──────── Text passage ────────

With a hexagram we answer the general question: "How many times each value y was found by each value x"
and this is displayed by intensity of color, a colorbar is displayed by side to help analyze it

In [None]:
#iterate through each parameter column
for name in clean.columns:
    # since we are interested in the relation between distance and another parameter, those relative columns
    # are excluded from analysis
    if name in ['distance','ID','delta','%delta'] :
        continue
    # create figure
    fig, ax = plt.subplots(figsize=(8,6))
    # create plot type and change setup
    d = ax.hexbin(clean[name],clean['distance'], cmap=plt.cm.Blues, alpha=0.8)
    plt.xlabel(name,fontsize=14)
    plt.ylabel('Distance in Km',fontsize=14)
    plt.title('Hexbin of times distance X was reached with parameter '+name,fontsize=14)
    cb = fig.colorbar(d)
    cb.set_label('number of times',fontsize=14)
    fig.savefig('plot_hexbin_'+name+'.png')

**Second Step - Refining** Repeat hexagrams

After analizing the result, we can see a lot of good results already, but the final answer is still obscure
since the results are similar to a few values.

To reduce it we are increasing the **minimum** value, this way only after the count reach this minimum we display it

In [None]:
for name in clean.columns:
    if name in ['distance','ID','delta','%delta'] :
        continue
    fig, ax = plt.subplots(figsize=(8,6))
    
    # change point
    # before we only plotted the hexagram, without tuning
    # this time we set the minimal count parameter, so we only display values after it
    # we set it different based on the results
    if name == 'alpha':
        d = ax.hexbin(clean[name],clean['distance'],mincnt=8000, cmap=plt.cm.Blues)

──────── Collected material ────────

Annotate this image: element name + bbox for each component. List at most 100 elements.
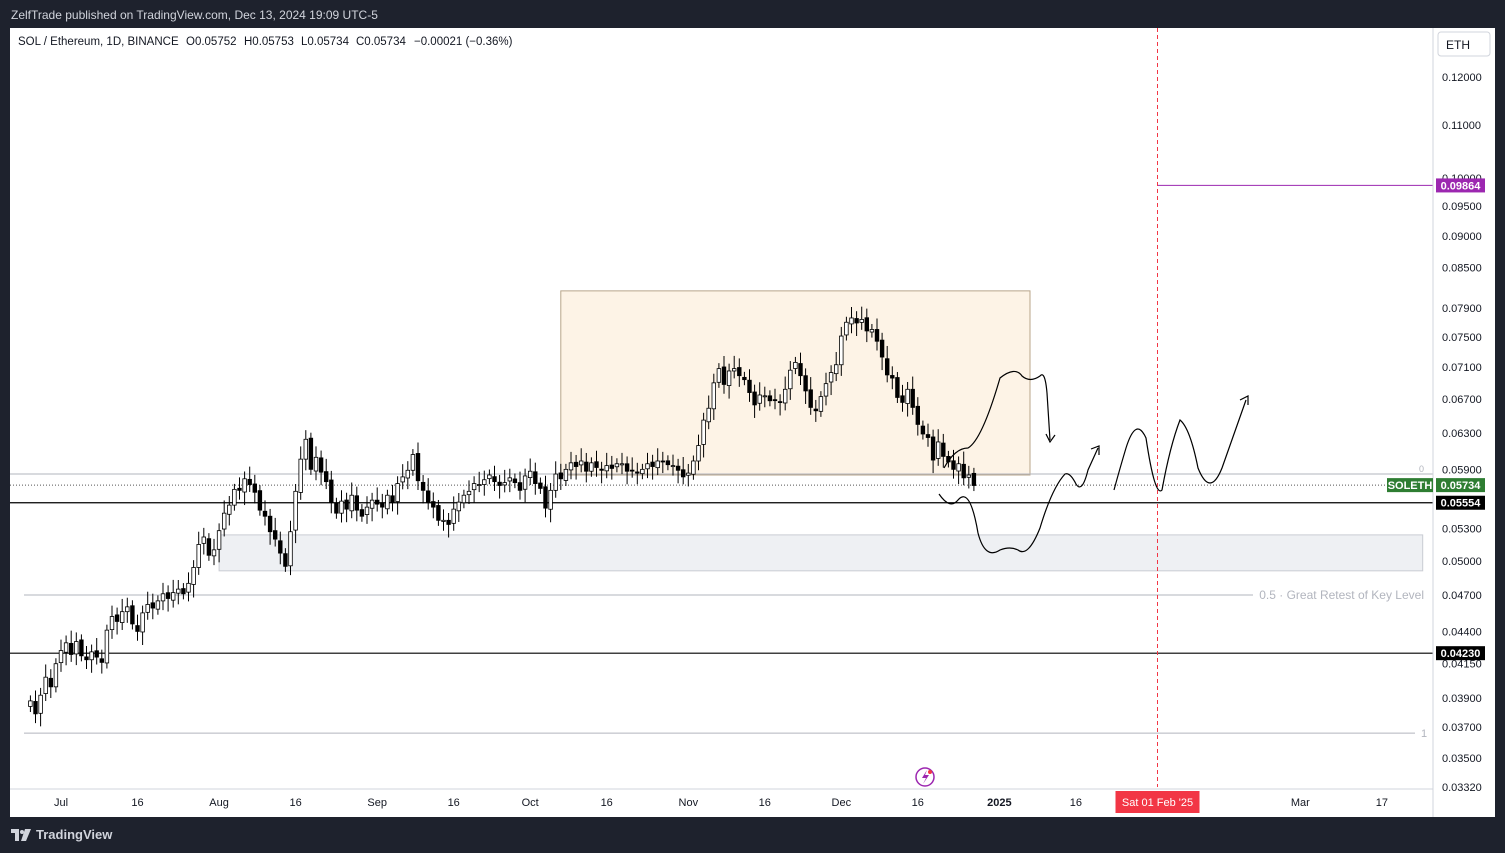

────────

▸ Written tasks:
(A) Return the portion of the hexbin plotting notebook between "plt.xlabel(name,fontsize=14)" and "cb.set_label('number of times',fontsize=14)", inclusive, copied word for word.
(B) Extend the hexbin plotting notebook, picking up right after its final line.

▸ Results of the tasks:
(A)
plt.xlabel(name,fontsize=14)
    plt.ylabel('Distance in Km',fontsize=14)
    plt.title('Hexbin of times distance X was reached with parameter '+name,fontsize=14)
    cb = fig.colorbar(d)
    cb.set_label('number of times',fontsize=14)

(B)
    elif name == 'limit':
        d = ax.hexbin(clean[name],clean['distance'],mincnt=48000, cmap=plt.cm.Blues)
    else:
        d = ax.hexbin(clean[name],clean['distance'],mincnt=18000, cmap=plt.cm.Blues)
        
    plt.xlabel(name,fontsize=14)
    plt.ylabel('Distance in Km',fontsize=14)
    plt.title('Hexbin of times distance X was reached with parameter '+name,fontsize=14)
    cb = fig.colorbar(d)
    cb.set_label('number of times',fontsize=14)
    fig.savefig('plot_hexbin_10k_'+name+'.png')

**Third Step** Statistical Analysis

The idea in the previous steps were to gain information about this phenomenon, what is happening, is it replicable, when does it happens, how does it happens. Those kind of question were answered, at least in part. Now remains the question, **_why_**?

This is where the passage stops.